Collection entries:

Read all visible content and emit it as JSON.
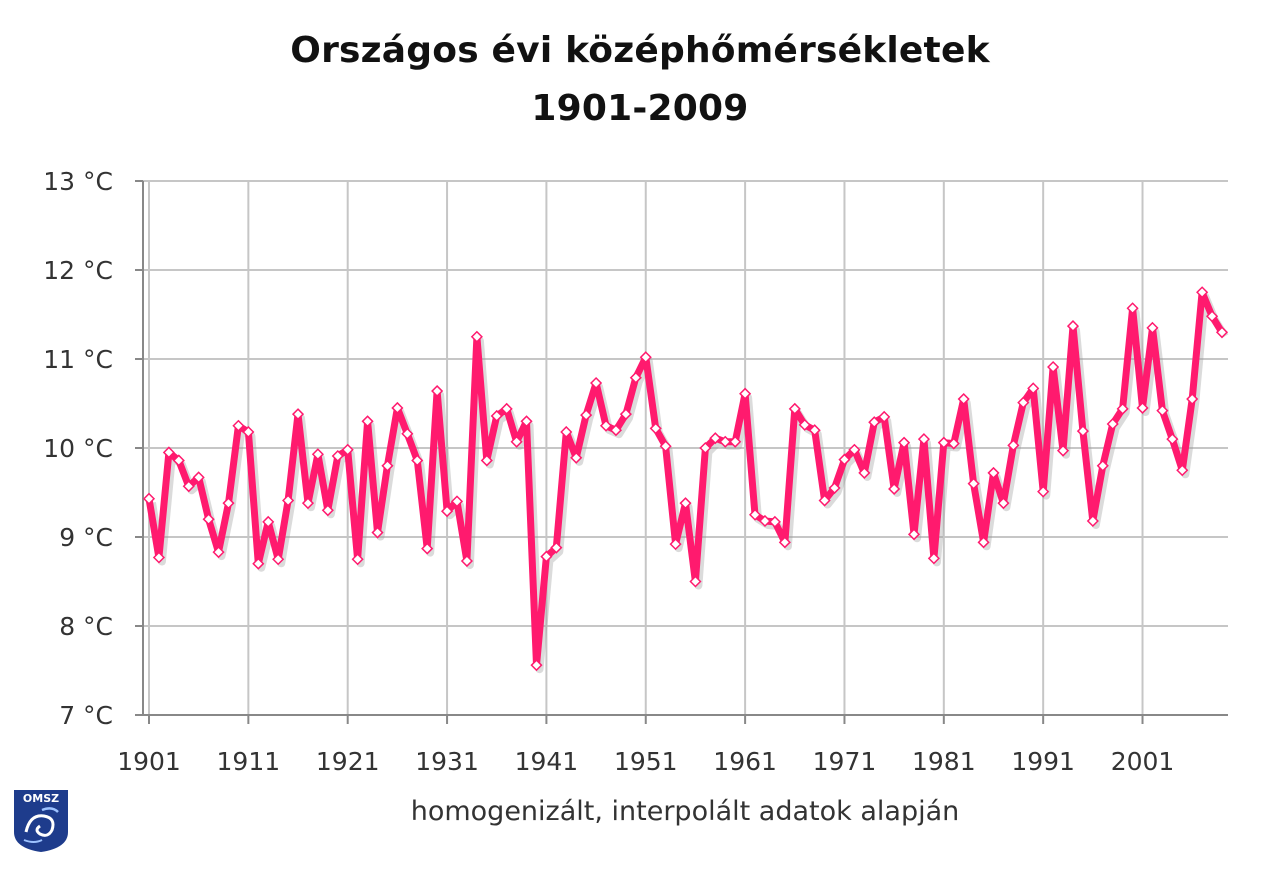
{
  "chart_data": {
    "type": "line",
    "title": "Országos évi középhőmérsékletek",
    "subtitle": "1901-2009",
    "xlabel": "homogenizált, interpolált adatok alapján",
    "ylabel": "",
    "xlim": [
      1901,
      2009
    ],
    "ylim": [
      7,
      13
    ],
    "y_ticks": [
      7,
      8,
      9,
      10,
      11,
      12,
      13
    ],
    "y_tick_labels": [
      "7 °C",
      "8 °C",
      "9 °C",
      "10 °C",
      "11 °C",
      "12 °C",
      "13 °C"
    ],
    "x_ticks": [
      1901,
      1911,
      1921,
      1931,
      1941,
      1951,
      1961,
      1971,
      1981,
      1991,
      2001
    ],
    "x_tick_labels": [
      "1901",
      "1911",
      "1921",
      "1931",
      "1941",
      "1951",
      "1961",
      "1971",
      "1981",
      "1991",
      "2001"
    ],
    "grid": true,
    "series_color": "#ff1a6e",
    "series": [
      {
        "x": [
          1901,
          1902,
          1903,
          1904,
          1905,
          1906,
          1907,
          1908,
          1909,
          1910,
          1911,
          1912,
          1913,
          1914,
          1915,
          1916,
          1917,
          1918,
          1919,
          1920,
          1921,
          1922,
          1923,
          1924,
          1925,
          1926,
          1927,
          1928,
          1929,
          1930,
          1931,
          1932,
          1933,
          1934,
          1935,
          1936,
          1937,
          1938,
          1939,
          1940,
          1941,
          1942,
          1943,
          1944,
          1945,
          1946,
          1947,
          1948,
          1949,
          1950,
          1951,
          1952,
          1953,
          1954,
          1955,
          1956,
          1957,
          1958,
          1959,
          1960,
          1961,
          1962,
          1963,
          1964,
          1965,
          1966,
          1967,
          1968,
          1969,
          1970,
          1971,
          1972,
          1973,
          1974,
          1975,
          1976,
          1977,
          1978,
          1979,
          1980,
          1981,
          1982,
          1983,
          1984,
          1985,
          1986,
          1987,
          1988,
          1989,
          1990,
          1991,
          1992,
          1993,
          1994,
          1995,
          1996,
          1997,
          1998,
          1999,
          2000,
          2001,
          2002,
          2003,
          2004,
          2005,
          2006,
          2007,
          2008,
          2009
        ],
        "values": [
          9.43,
          8.77,
          9.95,
          9.86,
          9.57,
          9.67,
          9.2,
          8.83,
          9.38,
          10.25,
          10.18,
          8.7,
          9.17,
          8.75,
          9.41,
          10.38,
          9.38,
          9.93,
          9.3,
          9.91,
          9.98,
          8.75,
          10.3,
          9.05,
          9.8,
          10.45,
          10.16,
          9.86,
          8.87,
          10.64,
          9.29,
          9.4,
          8.73,
          11.25,
          9.86,
          10.36,
          10.44,
          10.07,
          10.3,
          7.56,
          8.78,
          8.88,
          10.18,
          9.89,
          10.37,
          10.73,
          10.25,
          10.2,
          10.38,
          10.79,
          11.02,
          10.22,
          10.02,
          8.92,
          9.38,
          8.5,
          10.0,
          10.11,
          10.07,
          10.07,
          10.61,
          9.25,
          9.18,
          9.17,
          8.94,
          10.44,
          10.26,
          10.2,
          9.41,
          9.55,
          9.87,
          9.98,
          9.72,
          10.29,
          10.35,
          9.54,
          10.06,
          9.03,
          10.1,
          8.76,
          10.06,
          10.05,
          10.55,
          9.6,
          8.94,
          9.72,
          9.38,
          10.03,
          10.51,
          10.67,
          9.51,
          10.91,
          9.97,
          11.37,
          10.19,
          9.18,
          9.8,
          10.27,
          10.44,
          11.57,
          10.45,
          11.35,
          10.42,
          10.1,
          9.75,
          10.55,
          11.75,
          11.48,
          11.3
        ]
      }
    ]
  },
  "logo": {
    "text": "OMSZ",
    "color": "#1e3c8c"
  }
}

THE PROBLEM: Without the pictures, restate each entry exactly.

SOLUTION FOR THIS TASK:
Read all visible content and emit it as JSON.
{
  "chart_data": {
    "type": "line",
    "title": "Országos évi középhőmérsékletek",
    "subtitle": "1901-2009",
    "xlabel": "homogenizált, interpolált adatok alapján",
    "ylabel": "",
    "xlim": [
      1901,
      2009
    ],
    "ylim": [
      7,
      13
    ],
    "y_ticks": [
      7,
      8,
      9,
      10,
      11,
      12,
      13
    ],
    "y_tick_labels": [
      "7 °C",
      "8 °C",
      "9 °C",
      "10 °C",
      "11 °C",
      "12 °C",
      "13 °C"
    ],
    "x_ticks": [
      1901,
      1911,
      1921,
      1931,
      1941,
      1951,
      1961,
      1971,
      1981,
      1991,
      2001
    ],
    "x_tick_labels": [
      "1901",
      "1911",
      "1921",
      "1931",
      "1941",
      "1951",
      "1961",
      "1971",
      "1981",
      "1991",
      "2001"
    ],
    "grid": true,
    "series_color": "#ff1a6e",
    "series": [
      {
        "x": [
          1901,
          1902,
          1903,
          1904,
          1905,
          1906,
          1907,
          1908,
          1909,
          1910,
          1911,
          1912,
          1913,
          1914,
          1915,
          1916,
          1917,
          1918,
          1919,
          1920,
          1921,
          1922,
          1923,
          1924,
          1925,
          1926,
          1927,
          1928,
          1929,
          1930,
          1931,
          1932,
          1933,
          1934,
          1935,
          1936,
          1937,
          1938,
          1939,
          1940,
          1941,
          1942,
          1943,
          1944,
          1945,
          1946,
          1947,
          1948,
          1949,
          1950,
          1951,
          1952,
          1953,
          1954,
          1955,
          1956,
          1957,
          1958,
          1959,
          1960,
          1961,
          1962,
          1963,
          1964,
          1965,
          1966,
          1967,
          1968,
          1969,
          1970,
          1971,
          1972,
          1973,
          1974,
          1975,
          1976,
          1977,
          1978,
          1979,
          1980,
          1981,
          1982,
          1983,
          1984,
          1985,
          1986,
          1987,
          1988,
          1989,
          1990,
          1991,
          1992,
          1993,
          1994,
          1995,
          1996,
          1997,
          1998,
          1999,
          2000,
          2001,
          2002,
          2003,
          2004,
          2005,
          2006,
          2007,
          2008,
          2009
        ],
        "values": [
          9.43,
          8.77,
          9.95,
          9.86,
          9.57,
          9.67,
          9.2,
          8.83,
          9.38,
          10.25,
          10.18,
          8.7,
          9.17,
          8.75,
          9.41,
          10.38,
          9.38,
          9.93,
          9.3,
          9.91,
          9.98,
          8.75,
          10.3,
          9.05,
          9.8,
          10.45,
          10.16,
          9.86,
          8.87,
          10.64,
          9.29,
          9.4,
          8.73,
          11.25,
          9.86,
          10.36,
          10.44,
          10.07,
          10.3,
          7.56,
          8.78,
          8.88,
          10.18,
          9.89,
          10.37,
          10.73,
          10.25,
          10.2,
          10.38,
          10.79,
          11.02,
          10.22,
          10.02,
          8.92,
          9.38,
          8.5,
          10.0,
          10.11,
          10.07,
          10.07,
          10.61,
          9.25,
          9.18,
          9.17,
          8.94,
          10.44,
          10.26,
          10.2,
          9.41,
          9.55,
          9.87,
          9.98,
          9.72,
          10.29,
          10.35,
          9.54,
          10.06,
          9.03,
          10.1,
          8.76,
          10.06,
          10.05,
          10.55,
          9.6,
          8.94,
          9.72,
          9.38,
          10.03,
          10.51,
          10.67,
          9.51,
          10.91,
          9.97,
          11.37,
          10.19,
          9.18,
          9.8,
          10.27,
          10.44,
          11.57,
          10.45,
          11.35,
          10.42,
          10.1,
          9.75,
          10.55,
          11.75,
          11.48,
          11.3
        ]
      }
    ]
  },
  "logo": {
    "text": "OMSZ",
    "color": "#1e3c8c"
  }
}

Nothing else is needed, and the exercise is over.